## Do this
Set down every record once more, exactly as given.

## Exercise inputs
☆ ☆ ☆ ☆ ☆ ☆ ☆

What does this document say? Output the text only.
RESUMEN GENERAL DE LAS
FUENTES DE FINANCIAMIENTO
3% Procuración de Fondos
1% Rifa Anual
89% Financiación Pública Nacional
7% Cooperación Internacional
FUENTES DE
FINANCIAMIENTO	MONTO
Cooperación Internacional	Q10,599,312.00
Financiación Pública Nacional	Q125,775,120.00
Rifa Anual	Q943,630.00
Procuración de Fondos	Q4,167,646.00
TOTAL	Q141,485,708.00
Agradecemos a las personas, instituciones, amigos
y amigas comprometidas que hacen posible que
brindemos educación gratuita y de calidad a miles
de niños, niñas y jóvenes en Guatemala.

☆ ☆ ☆ ☆ ☆ ☆ ☆

## Solved exercise
What does this document say? Output the text only.
RESUMEN GENERAL DE LAS
FUENTES DE FINANCIAMIENTO
3% Procuración de Fondos
1% Rifa Anual
89% Financiación Pública Nacional
7% Cooperación Internacional
FUENTES DE
FINANCIAMIENTO	MONTO
Cooperación Internacional	Q10,599,312.00
Financiación Pública Nacional	Q125,775,120.00
Rifa Anual	Q943,630.00
Procuración de Fondos	Q4,167,646.00
TOTAL	Q141,485,708.00
Agradecemos a las personas, instituciones, amigos
y amigas comprometidas que hacen posible que
brindemos educación gratuita y de calidad a miles
de niños, niñas y jóvenes en Guatemala.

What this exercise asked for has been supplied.